Find how many lines in the material contain "temperature"; your answer should be that number alone.

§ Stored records
--

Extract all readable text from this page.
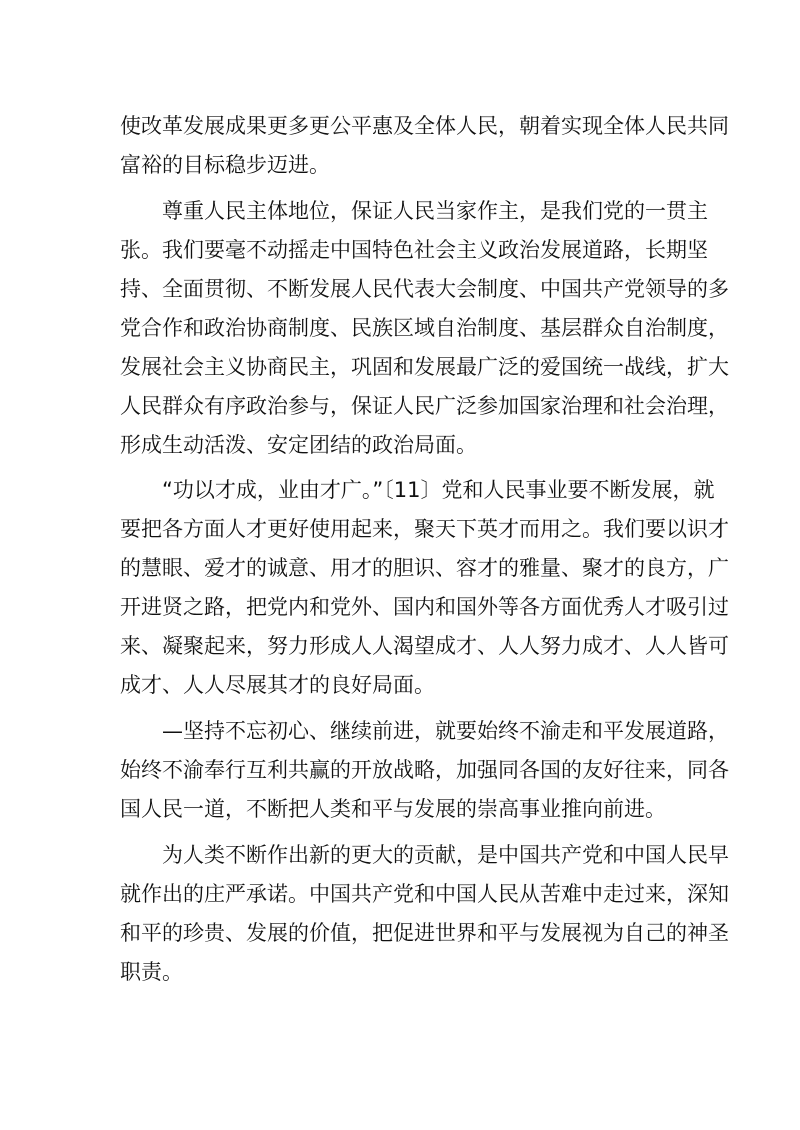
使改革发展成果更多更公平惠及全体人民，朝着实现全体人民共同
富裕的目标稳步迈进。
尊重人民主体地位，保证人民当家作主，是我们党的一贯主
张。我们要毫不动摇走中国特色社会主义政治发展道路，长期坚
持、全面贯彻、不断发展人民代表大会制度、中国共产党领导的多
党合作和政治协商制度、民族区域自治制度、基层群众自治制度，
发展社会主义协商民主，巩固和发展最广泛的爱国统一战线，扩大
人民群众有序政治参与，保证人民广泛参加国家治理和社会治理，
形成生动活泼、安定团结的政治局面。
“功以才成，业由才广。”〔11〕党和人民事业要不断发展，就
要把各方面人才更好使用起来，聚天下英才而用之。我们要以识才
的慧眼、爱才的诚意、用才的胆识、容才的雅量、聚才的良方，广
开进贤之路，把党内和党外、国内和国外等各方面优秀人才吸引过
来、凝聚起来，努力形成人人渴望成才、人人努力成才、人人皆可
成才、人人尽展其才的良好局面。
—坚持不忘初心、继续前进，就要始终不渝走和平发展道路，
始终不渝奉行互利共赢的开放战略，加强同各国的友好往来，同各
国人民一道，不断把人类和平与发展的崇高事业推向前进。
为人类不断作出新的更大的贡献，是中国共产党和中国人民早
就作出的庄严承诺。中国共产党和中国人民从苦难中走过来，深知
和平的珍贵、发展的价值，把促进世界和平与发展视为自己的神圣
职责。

--

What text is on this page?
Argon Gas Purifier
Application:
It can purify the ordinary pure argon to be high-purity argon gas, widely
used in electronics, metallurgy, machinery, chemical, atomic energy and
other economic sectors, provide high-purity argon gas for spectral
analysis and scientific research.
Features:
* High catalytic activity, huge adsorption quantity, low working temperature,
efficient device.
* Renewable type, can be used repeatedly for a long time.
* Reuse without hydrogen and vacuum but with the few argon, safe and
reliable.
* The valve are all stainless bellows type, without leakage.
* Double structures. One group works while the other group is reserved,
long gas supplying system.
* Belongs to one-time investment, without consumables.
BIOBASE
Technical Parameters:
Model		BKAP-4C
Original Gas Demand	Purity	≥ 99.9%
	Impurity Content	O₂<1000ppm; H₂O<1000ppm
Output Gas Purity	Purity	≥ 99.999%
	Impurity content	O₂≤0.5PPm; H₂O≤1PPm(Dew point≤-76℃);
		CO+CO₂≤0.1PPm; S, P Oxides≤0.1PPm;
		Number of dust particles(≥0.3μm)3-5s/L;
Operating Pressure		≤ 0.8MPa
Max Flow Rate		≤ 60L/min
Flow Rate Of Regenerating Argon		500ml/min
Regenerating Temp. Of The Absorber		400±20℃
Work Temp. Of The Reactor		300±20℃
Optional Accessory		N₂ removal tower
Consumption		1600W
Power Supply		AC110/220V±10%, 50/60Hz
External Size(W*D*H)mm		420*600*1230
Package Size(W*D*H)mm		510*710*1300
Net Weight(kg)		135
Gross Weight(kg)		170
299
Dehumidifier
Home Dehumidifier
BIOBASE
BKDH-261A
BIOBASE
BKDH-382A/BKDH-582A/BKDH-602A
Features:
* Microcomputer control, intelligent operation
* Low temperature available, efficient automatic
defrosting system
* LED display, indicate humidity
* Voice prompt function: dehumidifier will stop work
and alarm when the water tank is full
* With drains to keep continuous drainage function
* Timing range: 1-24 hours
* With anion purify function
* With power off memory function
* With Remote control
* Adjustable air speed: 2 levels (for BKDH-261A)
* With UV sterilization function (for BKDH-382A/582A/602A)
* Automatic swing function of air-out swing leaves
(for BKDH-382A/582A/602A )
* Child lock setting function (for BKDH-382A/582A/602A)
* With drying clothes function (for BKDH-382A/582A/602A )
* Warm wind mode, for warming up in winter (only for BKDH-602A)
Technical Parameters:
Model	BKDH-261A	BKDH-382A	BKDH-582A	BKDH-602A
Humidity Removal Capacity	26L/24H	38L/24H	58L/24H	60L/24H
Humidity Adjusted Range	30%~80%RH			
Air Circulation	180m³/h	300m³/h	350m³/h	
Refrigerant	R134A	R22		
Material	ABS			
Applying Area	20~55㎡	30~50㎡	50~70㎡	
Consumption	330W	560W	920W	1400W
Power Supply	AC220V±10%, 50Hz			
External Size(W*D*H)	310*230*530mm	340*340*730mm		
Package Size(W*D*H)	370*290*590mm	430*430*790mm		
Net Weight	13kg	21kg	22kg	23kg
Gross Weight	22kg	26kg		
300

--

§ Exercise output
2